▶ [Written exercise] Can you reproduce every one of the records below, line by line, without changing a single character?

— START —

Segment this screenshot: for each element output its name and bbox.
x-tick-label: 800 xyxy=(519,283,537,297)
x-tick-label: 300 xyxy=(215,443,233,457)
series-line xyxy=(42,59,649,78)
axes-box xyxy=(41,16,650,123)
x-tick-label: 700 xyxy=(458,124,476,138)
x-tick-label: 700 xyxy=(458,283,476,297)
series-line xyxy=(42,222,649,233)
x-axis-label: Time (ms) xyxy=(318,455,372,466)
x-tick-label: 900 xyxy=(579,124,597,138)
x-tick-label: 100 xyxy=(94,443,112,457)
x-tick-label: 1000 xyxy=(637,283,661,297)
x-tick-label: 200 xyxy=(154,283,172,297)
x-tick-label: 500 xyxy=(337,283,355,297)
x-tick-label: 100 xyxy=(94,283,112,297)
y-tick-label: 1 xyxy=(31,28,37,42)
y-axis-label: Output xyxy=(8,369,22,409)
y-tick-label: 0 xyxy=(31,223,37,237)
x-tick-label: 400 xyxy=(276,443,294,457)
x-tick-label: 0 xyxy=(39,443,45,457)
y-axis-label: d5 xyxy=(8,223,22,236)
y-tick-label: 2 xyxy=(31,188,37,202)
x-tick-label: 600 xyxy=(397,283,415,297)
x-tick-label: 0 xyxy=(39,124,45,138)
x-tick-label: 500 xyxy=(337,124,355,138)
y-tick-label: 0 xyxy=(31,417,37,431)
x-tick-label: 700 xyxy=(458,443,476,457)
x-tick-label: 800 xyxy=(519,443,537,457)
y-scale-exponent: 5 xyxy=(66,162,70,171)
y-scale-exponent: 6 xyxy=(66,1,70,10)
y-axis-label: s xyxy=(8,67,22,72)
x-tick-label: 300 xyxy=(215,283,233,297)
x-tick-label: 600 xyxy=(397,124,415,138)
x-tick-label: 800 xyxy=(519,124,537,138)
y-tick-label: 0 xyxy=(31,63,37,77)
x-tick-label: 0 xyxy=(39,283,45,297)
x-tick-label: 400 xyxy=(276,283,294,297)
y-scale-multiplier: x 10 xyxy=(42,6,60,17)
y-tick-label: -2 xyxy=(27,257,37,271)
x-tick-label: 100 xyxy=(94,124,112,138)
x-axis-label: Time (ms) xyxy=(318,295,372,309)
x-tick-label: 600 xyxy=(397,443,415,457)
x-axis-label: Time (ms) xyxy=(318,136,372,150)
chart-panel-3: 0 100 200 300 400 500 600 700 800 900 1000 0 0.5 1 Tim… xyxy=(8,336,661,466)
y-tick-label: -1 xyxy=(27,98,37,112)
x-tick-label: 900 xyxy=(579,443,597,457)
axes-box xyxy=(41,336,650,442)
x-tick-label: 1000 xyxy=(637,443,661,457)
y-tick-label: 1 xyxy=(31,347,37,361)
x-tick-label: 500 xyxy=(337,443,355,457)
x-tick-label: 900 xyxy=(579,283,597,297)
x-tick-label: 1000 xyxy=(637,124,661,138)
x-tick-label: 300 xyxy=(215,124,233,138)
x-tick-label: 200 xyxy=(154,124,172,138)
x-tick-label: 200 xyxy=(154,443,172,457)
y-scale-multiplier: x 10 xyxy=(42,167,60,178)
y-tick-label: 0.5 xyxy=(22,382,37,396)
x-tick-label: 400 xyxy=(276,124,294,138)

— END —

▶ [Result for this exercise]
Segment this screenshot: for each element output its name and bbox.
x-tick-label: 800 xyxy=(519,283,537,297)
x-tick-label: 300 xyxy=(215,443,233,457)
series-line xyxy=(42,59,649,78)
axes-box xyxy=(41,16,650,123)
x-tick-label: 700 xyxy=(458,124,476,138)
x-tick-label: 700 xyxy=(458,283,476,297)
series-line xyxy=(42,222,649,233)
x-axis-label: Time (ms) xyxy=(318,455,372,466)
x-tick-label: 900 xyxy=(579,124,597,138)
x-tick-label: 100 xyxy=(94,443,112,457)
x-tick-label: 1000 xyxy=(637,283,661,297)
x-tick-label: 200 xyxy=(154,283,172,297)
x-tick-label: 500 xyxy=(337,283,355,297)
x-tick-label: 100 xyxy=(94,283,112,297)
y-tick-label: 1 xyxy=(31,28,37,42)
y-axis-label: Output xyxy=(8,369,22,409)
y-tick-label: 0 xyxy=(31,223,37,237)
x-tick-label: 400 xyxy=(276,443,294,457)
x-tick-label: 0 xyxy=(39,443,45,457)
y-axis-label: d5 xyxy=(8,223,22,236)
y-tick-label: 2 xyxy=(31,188,37,202)
x-tick-label: 600 xyxy=(397,283,415,297)
x-tick-label: 0 xyxy=(39,124,45,138)
x-tick-label: 500 xyxy=(337,124,355,138)
y-tick-label: 0 xyxy=(31,417,37,431)
x-tick-label: 700 xyxy=(458,443,476,457)
x-tick-label: 800 xyxy=(519,443,537,457)
y-scale-exponent: 5 xyxy=(66,162,70,171)
y-scale-exponent: 6 xyxy=(66,1,70,10)
y-axis-label: s xyxy=(8,67,22,72)
x-tick-label: 300 xyxy=(215,283,233,297)
x-tick-label: 600 xyxy=(397,124,415,138)
x-tick-label: 800 xyxy=(519,124,537,138)
y-tick-label: 0 xyxy=(31,63,37,77)
x-tick-label: 0 xyxy=(39,283,45,297)
x-tick-label: 400 xyxy=(276,283,294,297)
y-scale-multiplier: x 10 xyxy=(42,6,60,17)
y-tick-label: -2 xyxy=(27,257,37,271)
x-tick-label: 100 xyxy=(94,124,112,138)
x-axis-label: Time (ms) xyxy=(318,295,372,309)
x-tick-label: 600 xyxy=(397,443,415,457)
x-axis-label: Time (ms) xyxy=(318,136,372,150)
chart-panel-3: 0 100 200 300 400 500 600 700 800 900 1000 0 0.5 1 Tim… xyxy=(8,336,661,466)
y-tick-label: -1 xyxy=(27,98,37,112)
x-tick-label: 900 xyxy=(579,443,597,457)
axes-box xyxy=(41,336,650,442)
x-tick-label: 1000 xyxy=(637,443,661,457)
y-tick-label: 1 xyxy=(31,347,37,361)
x-tick-label: 500 xyxy=(337,443,355,457)
x-tick-label: 900 xyxy=(579,283,597,297)
x-tick-label: 1000 xyxy=(637,124,661,138)
x-tick-label: 300 xyxy=(215,124,233,138)
x-tick-label: 200 xyxy=(154,124,172,138)
x-tick-label: 200 xyxy=(154,443,172,457)
y-scale-multiplier: x 10 xyxy=(42,167,60,178)
y-tick-label: 0.5 xyxy=(22,382,37,396)
x-tick-label: 400 xyxy=(276,124,294,138)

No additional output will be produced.